-- BEGIN PAGE TEXT --

SEC Comment (4): Your disclosure on page 13 suggests that you will
be using "joint book- running managers" in connection with this
offering. However, your disclosure throughout the remainder of
your filing indicates that you will not be using an underwriter in
connection with this offering and that this offering will be
conducted exclusively by you through your online platform that is
currently being developed. Please revise to reconcile these
discrepancies.
DeCryptoFi Response: We thank you for pointing out this
discrepancy and have reconciled such statements. It is true
that we do not intend to use any underwriter in connection
with this offering. The offering will be conducted
exclusively through our online platform. Any language
pertaining to the usage of ?joint book-running managers?
has been removed.
Re: Risks specific to this offering, page 11

SEC Comment (5): Revise your tabular disclosure about the number
of shares you intend to issue each year pursuant to your Stock
Compensation Plan to explain how you have arrived at these
amounts and how you know the number of shares you intend to issue
in the future. In this regard, clarify whether the shares to be
issued pursuant to this plan are the same as those to be issued
in this offering pursuant to the Work Compensation Plan, as you
seem to use these terms interchangeably. In this regard, you
direct readers to the "Stock Compensation Plan" section for
additional information, however, that section does not provide
sufficient detail around the terms of your plan(s). Please
revise.

-- END PAGE TEXT --
-- BEGIN GIVEN INFORMATION --

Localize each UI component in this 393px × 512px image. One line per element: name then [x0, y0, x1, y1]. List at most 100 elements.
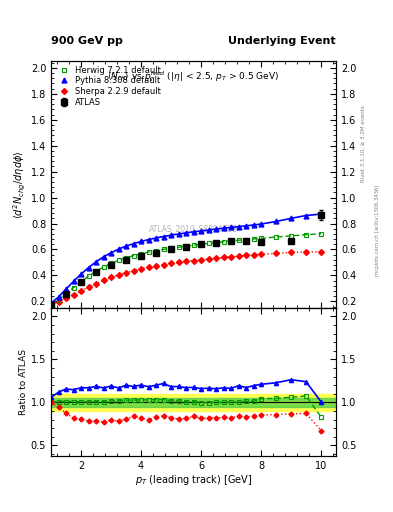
Bar — [51, 398, 336, 407]
Sherpa 2.2.9 default — [184, 259, 188, 265]
Pythia 8.308 default — [229, 224, 233, 230]
Sherpa 2.2.9 default — [289, 249, 294, 255]
Pythia 8.308 default — [94, 259, 98, 265]
Herwig 7.2.1 default — [244, 237, 248, 243]
Herwig 7.2.1 default — [86, 273, 91, 279]
Pythia 8.308 default — [86, 264, 91, 270]
Line: Sherpa 2.2.9 default: Sherpa 2.2.9 default — [49, 250, 323, 307]
Sherpa 2.2.9 default — [154, 263, 158, 269]
Sherpa 2.2.9 default — [131, 268, 136, 274]
Pythia 8.308 default — [154, 235, 158, 241]
Herwig 7.2.1 default — [274, 234, 278, 240]
Pythia 8.308 default — [236, 224, 241, 230]
Sherpa 2.2.9 default — [94, 281, 98, 287]
Sherpa 2.2.9 default — [176, 259, 181, 265]
Text: mcplots.cern.ch [arXiv:1306.3436]: mcplots.cern.ch [arXiv:1306.3436] — [375, 185, 380, 276]
Herwig 7.2.1 default — [146, 249, 151, 255]
Sherpa 2.2.9 default — [319, 249, 323, 255]
Sherpa 2.2.9 default — [229, 253, 233, 260]
Pythia 8.308 default — [161, 233, 166, 240]
Herwig 7.2.1 default — [206, 240, 211, 246]
Pythia 8.308 default — [206, 227, 211, 233]
Sherpa 2.2.9 default — [139, 266, 143, 272]
Line: Herwig 7.2.1 default: Herwig 7.2.1 default — [49, 231, 323, 307]
Herwig 7.2.1 default — [116, 258, 121, 264]
Sherpa 2.2.9 default — [146, 264, 151, 270]
Sherpa 2.2.9 default — [64, 295, 68, 302]
Herwig 7.2.1 default — [176, 244, 181, 250]
Sherpa 2.2.9 default — [214, 255, 219, 261]
Sherpa 2.2.9 default — [56, 298, 61, 305]
Bar — [51, 394, 336, 411]
Pythia 8.308 default — [289, 215, 294, 221]
Herwig 7.2.1 default — [139, 251, 143, 257]
Herwig 7.2.1 default — [161, 246, 166, 252]
Sherpa 2.2.9 default — [251, 252, 256, 258]
Sherpa 2.2.9 default — [169, 260, 173, 266]
Herwig 7.2.1 default — [191, 242, 196, 248]
Pythia 8.308 default — [221, 225, 226, 231]
Text: ATLAS_2010_S8894728: ATLAS_2010_S8894728 — [149, 224, 238, 233]
Sherpa 2.2.9 default — [304, 249, 309, 255]
Herwig 7.2.1 default — [56, 297, 61, 303]
Text: Rivet 3.1.10, ≥ 3.2M events: Rivet 3.1.10, ≥ 3.2M events — [361, 105, 366, 182]
Pythia 8.308 default — [274, 219, 278, 225]
Herwig 7.2.1 default — [259, 235, 263, 241]
Line: Pythia 8.308 default: Pythia 8.308 default — [49, 211, 323, 306]
Herwig 7.2.1 default — [169, 245, 173, 251]
Pythia 8.308 default — [214, 226, 219, 232]
Sherpa 2.2.9 default — [191, 258, 196, 264]
Sherpa 2.2.9 default — [101, 278, 106, 284]
Sherpa 2.2.9 default — [244, 252, 248, 259]
Pythia 8.308 default — [49, 300, 53, 306]
Sherpa 2.2.9 default — [259, 251, 263, 258]
Pythia 8.308 default — [176, 231, 181, 237]
Pythia 8.308 default — [109, 250, 114, 256]
X-axis label: $p_T$ (leading track) [GeV]: $p_T$ (leading track) [GeV] — [135, 473, 252, 487]
Herwig 7.2.1 default — [199, 241, 204, 247]
Herwig 7.2.1 default — [49, 302, 53, 308]
Pythia 8.308 default — [199, 228, 204, 234]
Sherpa 2.2.9 default — [86, 284, 91, 290]
Pythia 8.308 default — [79, 271, 83, 277]
Pythia 8.308 default — [139, 239, 143, 245]
Sherpa 2.2.9 default — [79, 288, 83, 294]
Herwig 7.2.1 default — [131, 252, 136, 259]
Sherpa 2.2.9 default — [199, 257, 204, 263]
Herwig 7.2.1 default — [236, 237, 241, 243]
Sherpa 2.2.9 default — [124, 270, 129, 276]
Sherpa 2.2.9 default — [161, 262, 166, 268]
Herwig 7.2.1 default — [304, 231, 309, 238]
Pythia 8.308 default — [101, 254, 106, 260]
Sherpa 2.2.9 default — [274, 250, 278, 257]
Pythia 8.308 default — [244, 223, 248, 229]
Herwig 7.2.1 default — [101, 264, 106, 270]
Pythia 8.308 default — [71, 278, 76, 284]
Sherpa 2.2.9 default — [236, 253, 241, 259]
Pythia 8.308 default — [251, 222, 256, 228]
Sherpa 2.2.9 default — [49, 302, 53, 308]
Sherpa 2.2.9 default — [71, 291, 76, 297]
Herwig 7.2.1 default — [79, 279, 83, 285]
Text: 900 GeV pp: 900 GeV pp — [51, 35, 123, 46]
Herwig 7.2.1 default — [319, 230, 323, 237]
Herwig 7.2.1 default — [64, 291, 68, 297]
Pythia 8.308 default — [304, 212, 309, 219]
Herwig 7.2.1 default — [214, 240, 219, 246]
Pythia 8.308 default — [131, 241, 136, 247]
Herwig 7.2.1 default — [71, 285, 76, 291]
Herwig 7.2.1 default — [109, 261, 114, 267]
Legend: Herwig 7.2.1 default, Pythia 8.308 default, Sherpa 2.2.9 default, ATLAS: Herwig 7.2.1 default, Pythia 8.308 defau… — [53, 64, 163, 108]
Herwig 7.2.1 default — [289, 233, 294, 239]
Pythia 8.308 default — [184, 230, 188, 236]
Pythia 8.308 default — [116, 246, 121, 252]
Pythia 8.308 default — [259, 221, 263, 227]
Text: Underlying Event: Underlying Event — [228, 35, 336, 46]
Pythia 8.308 default — [319, 211, 323, 217]
Pythia 8.308 default — [56, 294, 61, 300]
Sherpa 2.2.9 default — [116, 272, 121, 278]
Pythia 8.308 default — [169, 232, 173, 238]
Text: $\langle N_{ch}\rangle$ vs $p_T^{lead}$ ($|\eta|$ < 2.5, $p_T$ > 0.5 GeV): $\langle N_{ch}\rangle$ vs $p_T^{lead}$ … — [107, 69, 280, 84]
Y-axis label: $\langle d^2 N_{chg}/d\eta d\phi \rangle$: $\langle d^2 N_{chg}/d\eta d\phi \rangle… — [12, 151, 28, 219]
Herwig 7.2.1 default — [184, 243, 188, 249]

-- END GIVEN INFORMATION --

_AIM OF THE TASK_
Write the next part of the SEC comment letter text, picking up after its last sentence. The listing has no connection to the SEC comment letter text.

_TASK OUTPUT_
DeCryptoFi Response: We are in agreement that this language
and the tabular initially included was unclear and could
lead to investor confusion. As such, we have opted to remove
the tabular disclosure in its entirety as we believe that
the rest of the document is clear on this issue.

Re: Terms of this Offering, page 16

SEC Comment (6): Your disclosure on page 16 suggests that you
may permit payment for your common stock to be made by credit
card and by foreign currency. Once known, please add disclosure
explaining how you will process subscriptions made by these
methods, including who will process these subscriptions, the
amount of processing fees or other charges, and whether the
company or investors will pay such fees.






DeCryptoFi Response: After consideration, we decided that we
will not accept foreign currency as payment. We added
relevant language to this section (as well as to our
Subscription Agreement) regarding payment fees and that the
Subscriber shall bear these costs. The language now reads:
?Subscriber acknowledges that he or she will incur
additional processing fees, depending on Subscriber?s
payment method. The Company is equipped to accept payment
from two payment processors, Braintree and Bitpay.
Braintree?s fee structure is 2.9% + $.30 per transaction.
There is also a 1% fee applied when the Subscriber?s credit
card is issued outside the United States, and a $15.00 fee
when someone initiates a chargeback through the Subscriber?s
credit card. For ACH payments, Braintree charges a .75% per
transaction fee, capped at a maximum of $5.00.
Bitpay charges a 1% fee for all transactions. Subscriber
understands that he or she shall incur the cost(s) of these
fees.?


SEC Comment (7): We note your disclosure that you will be
offering up to 125 million shares as stock for non-cash
consideration in exchange for certain goods and services. Please,
confirm through additional disclosure that you will value any
non-cash consideration according to the Note to Rule 251(a)(1) of
Regulation A. In this regard, please clearly disclose that the
aggregate offering price is based on the for-cash price and the
valuation of any non-cash consideration will be ?reasonable at
the time made.?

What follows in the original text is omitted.